*TASK TO CARRY OUT*
From the listing that follows, extract every line and set it down unaltered.

*ENTRIES SHOWN*
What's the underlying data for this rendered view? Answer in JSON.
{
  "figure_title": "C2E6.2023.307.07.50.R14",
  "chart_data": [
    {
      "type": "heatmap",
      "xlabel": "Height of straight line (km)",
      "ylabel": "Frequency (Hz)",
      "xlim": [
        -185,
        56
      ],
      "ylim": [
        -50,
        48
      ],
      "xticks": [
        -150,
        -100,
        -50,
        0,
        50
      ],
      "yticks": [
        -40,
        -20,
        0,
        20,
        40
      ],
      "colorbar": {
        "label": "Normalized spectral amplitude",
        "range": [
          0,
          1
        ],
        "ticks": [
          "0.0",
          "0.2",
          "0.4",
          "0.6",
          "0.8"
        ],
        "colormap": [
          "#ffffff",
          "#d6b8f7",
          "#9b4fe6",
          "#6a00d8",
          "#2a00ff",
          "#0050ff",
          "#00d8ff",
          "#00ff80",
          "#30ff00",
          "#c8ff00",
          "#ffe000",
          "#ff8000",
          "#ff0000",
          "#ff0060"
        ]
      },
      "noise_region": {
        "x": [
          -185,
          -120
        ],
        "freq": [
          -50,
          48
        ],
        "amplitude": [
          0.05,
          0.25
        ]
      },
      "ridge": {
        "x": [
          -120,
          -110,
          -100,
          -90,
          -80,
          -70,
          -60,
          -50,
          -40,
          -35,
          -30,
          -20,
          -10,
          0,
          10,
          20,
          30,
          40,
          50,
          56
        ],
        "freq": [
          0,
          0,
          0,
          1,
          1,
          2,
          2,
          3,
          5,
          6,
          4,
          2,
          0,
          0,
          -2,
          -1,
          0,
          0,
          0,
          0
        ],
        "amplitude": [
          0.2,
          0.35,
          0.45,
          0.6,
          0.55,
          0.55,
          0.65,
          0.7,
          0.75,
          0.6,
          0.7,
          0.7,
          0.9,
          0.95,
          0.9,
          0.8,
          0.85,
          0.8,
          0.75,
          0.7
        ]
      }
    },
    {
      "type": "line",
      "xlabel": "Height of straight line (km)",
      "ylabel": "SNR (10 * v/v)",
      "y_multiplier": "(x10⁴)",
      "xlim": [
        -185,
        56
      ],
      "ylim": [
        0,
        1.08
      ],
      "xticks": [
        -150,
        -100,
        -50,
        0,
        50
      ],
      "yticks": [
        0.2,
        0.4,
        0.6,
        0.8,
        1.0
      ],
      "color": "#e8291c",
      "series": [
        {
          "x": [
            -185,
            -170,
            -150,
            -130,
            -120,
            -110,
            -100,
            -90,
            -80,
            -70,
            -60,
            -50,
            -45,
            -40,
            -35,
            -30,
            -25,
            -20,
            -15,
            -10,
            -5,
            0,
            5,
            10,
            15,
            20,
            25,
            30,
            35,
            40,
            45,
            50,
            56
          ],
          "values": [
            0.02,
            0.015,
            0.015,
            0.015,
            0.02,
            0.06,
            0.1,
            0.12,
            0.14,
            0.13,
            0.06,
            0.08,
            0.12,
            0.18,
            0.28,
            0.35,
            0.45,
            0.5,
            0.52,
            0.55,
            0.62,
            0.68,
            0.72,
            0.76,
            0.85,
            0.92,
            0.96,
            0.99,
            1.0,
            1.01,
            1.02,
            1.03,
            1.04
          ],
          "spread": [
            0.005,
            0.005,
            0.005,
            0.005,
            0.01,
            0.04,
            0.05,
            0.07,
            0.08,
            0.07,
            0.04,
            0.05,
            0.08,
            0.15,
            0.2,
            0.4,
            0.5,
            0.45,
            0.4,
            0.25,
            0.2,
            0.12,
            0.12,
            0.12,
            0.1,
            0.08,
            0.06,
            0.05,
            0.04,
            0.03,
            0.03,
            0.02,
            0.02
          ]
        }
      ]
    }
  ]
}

*REPLY*
What's the underlying data for this rendered view? Answer in JSON.
{
  "figure_title": "C2E6.2023.307.07.50.R14",
  "chart_data": [
    {
      "type": "heatmap",
      "xlabel": "Height of straight line (km)",
      "ylabel": "Frequency (Hz)",
      "xlim": [
        -185,
        56
      ],
      "ylim": [
        -50,
        48
      ],
      "xticks": [
        -150,
        -100,
        -50,
        0,
        50
      ],
      "yticks": [
        -40,
        -20,
        0,
        20,
        40
      ],
      "colorbar": {
        "label": "Normalized spectral amplitude",
        "range": [
          0,
          1
        ],
        "ticks": [
          "0.0",
          "0.2",
          "0.4",
          "0.6",
          "0.8"
        ],
        "colormap": [
          "#ffffff",
          "#d6b8f7",
          "#9b4fe6",
          "#6a00d8",
          "#2a00ff",
          "#0050ff",
          "#00d8ff",
          "#00ff80",
          "#30ff00",
          "#c8ff00",
          "#ffe000",
          "#ff8000",
          "#ff0000",
          "#ff0060"
        ]
      },
      "noise_region": {
        "x": [
          -185,
          -120
        ],
        "freq": [
          -50,
          48
        ],
        "amplitude": [
          0.05,
          0.25
        ]
      },
      "ridge": {
        "x": [
          -120,
          -110,
          -100,
          -90,
          -80,
          -70,
          -60,
          -50,
          -40,
          -35,
          -30,
          -20,
          -10,
          0,
          10,
          20,
          30,
          40,
          50,
          56
        ],
        "freq": [
          0,
          0,
          0,
          1,
          1,
          2,
          2,
          3,
          5,
          6,
          4,
          2,
          0,
          0,
          -2,
          -1,
          0,
          0,
          0,
          0
        ],
        "amplitude": [
          0.2,
          0.35,
          0.45,
          0.6,
          0.55,
          0.55,
          0.65,
          0.7,
          0.75,
          0.6,
          0.7,
          0.7,
          0.9,
          0.95,
          0.9,
          0.8,
          0.85,
          0.8,
          0.75,
          0.7
        ]
      }
    },
    {
      "type": "line",
      "xlabel": "Height of straight line (km)",
      "ylabel": "SNR (10 * v/v)",
      "y_multiplier": "(x10⁴)",
      "xlim": [
        -185,
        56
      ],
      "ylim": [
        0,
        1.08
      ],
      "xticks": [
        -150,
        -100,
        -50,
        0,
        50
      ],
      "yticks": [
        0.2,
        0.4,
        0.6,
        0.8,
        1.0
      ],
      "color": "#e8291c",
      "series": [
        {
          "x": [
            -185,
            -170,
            -150,
            -130,
            -120,
            -110,
            -100,
            -90,
            -80,
            -70,
            -60,
            -50,
            -45,
            -40,
            -35,
            -30,
            -25,
            -20,
            -15,
            -10,
            -5,
            0,
            5,
            10,
            15,
            20,
            25,
            30,
            35,
            40,
            45,
            50,
            56
          ],
          "values": [
            0.02,
            0.015,
            0.015,
            0.015,
            0.02,
            0.06,
            0.1,
            0.12,
            0.14,
            0.13,
            0.06,
            0.08,
            0.12,
            0.18,
            0.28,
            0.35,
            0.45,
            0.5,
            0.52,
            0.55,
            0.62,
            0.68,
            0.72,
            0.76,
            0.85,
            0.92,
            0.96,
            0.99,
            1.0,
            1.01,
            1.02,
            1.03,
            1.04
          ],
          "spread": [
            0.005,
            0.005,
            0.005,
            0.005,
            0.01,
            0.04,
            0.05,
            0.07,
            0.08,
            0.07,
            0.04,
            0.05,
            0.08,
            0.15,
            0.2,
            0.4,
            0.5,
            0.45,
            0.4,
            0.25,
            0.2,
            0.12,
            0.12,
            0.12,
            0.1,
            0.08,
            0.06,
            0.05,
            0.04,
            0.03,
            0.03,
            0.02,
            0.02
          ]
        }
      ]
    }
  ]
}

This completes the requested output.